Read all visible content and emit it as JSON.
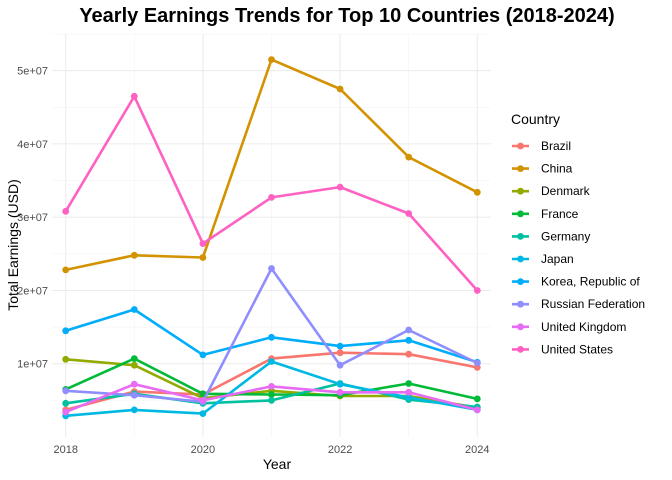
{
  "chart_data": {
    "type": "line",
    "title": "Yearly Earnings Trends for Top 10 Countries (2018-2024)",
    "xlabel": "Year",
    "ylabel": "Total Earnings (USD)",
    "x": [
      2018,
      2019,
      2020,
      2021,
      2022,
      2023,
      2024
    ],
    "xticks": [
      2018,
      2020,
      2022,
      2024
    ],
    "xtick_labels": [
      "2018",
      "2020",
      "2022",
      "2024"
    ],
    "xlim": [
      2017.8,
      2024.2
    ],
    "ylim": [
      0,
      55000000
    ],
    "yticks": [
      10000000,
      20000000,
      30000000,
      40000000,
      50000000
    ],
    "ytick_labels": [
      "1e+07",
      "2e+07",
      "3e+07",
      "4e+07",
      "5e+07"
    ],
    "grid": true,
    "legend": {
      "title": "Country",
      "position": "right"
    },
    "series": [
      {
        "name": "Brazil",
        "color": "#F8766D",
        "values": [
          3700000,
          6200000,
          5800000,
          10700000,
          11500000,
          11300000,
          9500000
        ]
      },
      {
        "name": "China",
        "color": "#D39200",
        "values": [
          22800000,
          24800000,
          24500000,
          51500000,
          47500000,
          38200000,
          33400000
        ]
      },
      {
        "name": "Denmark",
        "color": "#93AA00",
        "values": [
          10600000,
          9800000,
          5300000,
          6300000,
          5600000,
          5600000,
          4000000
        ]
      },
      {
        "name": "France",
        "color": "#00BA38",
        "values": [
          6500000,
          10700000,
          5900000,
          5800000,
          5700000,
          7300000,
          5200000
        ]
      },
      {
        "name": "Germany",
        "color": "#00C19F",
        "values": [
          4600000,
          5900000,
          4600000,
          5000000,
          7300000,
          5100000,
          4100000
        ]
      },
      {
        "name": "Japan",
        "color": "#00B9E3",
        "values": [
          2900000,
          3700000,
          3200000,
          10300000,
          7200000,
          5400000,
          3700000
        ]
      },
      {
        "name": "Korea, Republic of",
        "color": "#00ADFA",
        "values": [
          14500000,
          17400000,
          11200000,
          13600000,
          12400000,
          13200000,
          10200000
        ]
      },
      {
        "name": "Russian Federation",
        "color": "#8F8EFE",
        "values": [
          6300000,
          5700000,
          4800000,
          23000000,
          9800000,
          14600000,
          10100000
        ]
      },
      {
        "name": "United Kingdom",
        "color": "#E76BF3",
        "values": [
          3400000,
          7200000,
          5000000,
          6900000,
          6100000,
          6100000,
          3700000
        ]
      },
      {
        "name": "United States",
        "color": "#FF61C3",
        "values": [
          30800000,
          46500000,
          26400000,
          32700000,
          34100000,
          30500000,
          20000000
        ]
      }
    ]
  }
}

§ **Problem to solve**
Omit the pictures. Output every record above word for word.

§ **Worked solution**
Read all visible content and emit it as JSON.
{
  "chart_data": {
    "type": "line",
    "title": "Yearly Earnings Trends for Top 10 Countries (2018-2024)",
    "xlabel": "Year",
    "ylabel": "Total Earnings (USD)",
    "x": [
      2018,
      2019,
      2020,
      2021,
      2022,
      2023,
      2024
    ],
    "xticks": [
      2018,
      2020,
      2022,
      2024
    ],
    "xtick_labels": [
      "2018",
      "2020",
      "2022",
      "2024"
    ],
    "xlim": [
      2017.8,
      2024.2
    ],
    "ylim": [
      0,
      55000000
    ],
    "yticks": [
      10000000,
      20000000,
      30000000,
      40000000,
      50000000
    ],
    "ytick_labels": [
      "1e+07",
      "2e+07",
      "3e+07",
      "4e+07",
      "5e+07"
    ],
    "grid": true,
    "legend": {
      "title": "Country",
      "position": "right"
    },
    "series": [
      {
        "name": "Brazil",
        "color": "#F8766D",
        "values": [
          3700000,
          6200000,
          5800000,
          10700000,
          11500000,
          11300000,
          9500000
        ]
      },
      {
        "name": "China",
        "color": "#D39200",
        "values": [
          22800000,
          24800000,
          24500000,
          51500000,
          47500000,
          38200000,
          33400000
        ]
      },
      {
        "name": "Denmark",
        "color": "#93AA00",
        "values": [
          10600000,
          9800000,
          5300000,
          6300000,
          5600000,
          5600000,
          4000000
        ]
      },
      {
        "name": "France",
        "color": "#00BA38",
        "values": [
          6500000,
          10700000,
          5900000,
          5800000,
          5700000,
          7300000,
          5200000
        ]
      },
      {
        "name": "Germany",
        "color": "#00C19F",
        "values": [
          4600000,
          5900000,
          4600000,
          5000000,
          7300000,
          5100000,
          4100000
        ]
      },
      {
        "name": "Japan",
        "color": "#00B9E3",
        "values": [
          2900000,
          3700000,
          3200000,
          10300000,
          7200000,
          5400000,
          3700000
        ]
      },
      {
        "name": "Korea, Republic of",
        "color": "#00ADFA",
        "values": [
          14500000,
          17400000,
          11200000,
          13600000,
          12400000,
          13200000,
          10200000
        ]
      },
      {
        "name": "Russian Federation",
        "color": "#8F8EFE",
        "values": [
          6300000,
          5700000,
          4800000,
          23000000,
          9800000,
          14600000,
          10100000
        ]
      },
      {
        "name": "United Kingdom",
        "color": "#E76BF3",
        "values": [
          3400000,
          7200000,
          5000000,
          6900000,
          6100000,
          6100000,
          3700000
        ]
      },
      {
        "name": "United States",
        "color": "#FF61C3",
        "values": [
          30800000,
          46500000,
          26400000,
          32700000,
          34100000,
          30500000,
          20000000
        ]
      }
    ]
  }
}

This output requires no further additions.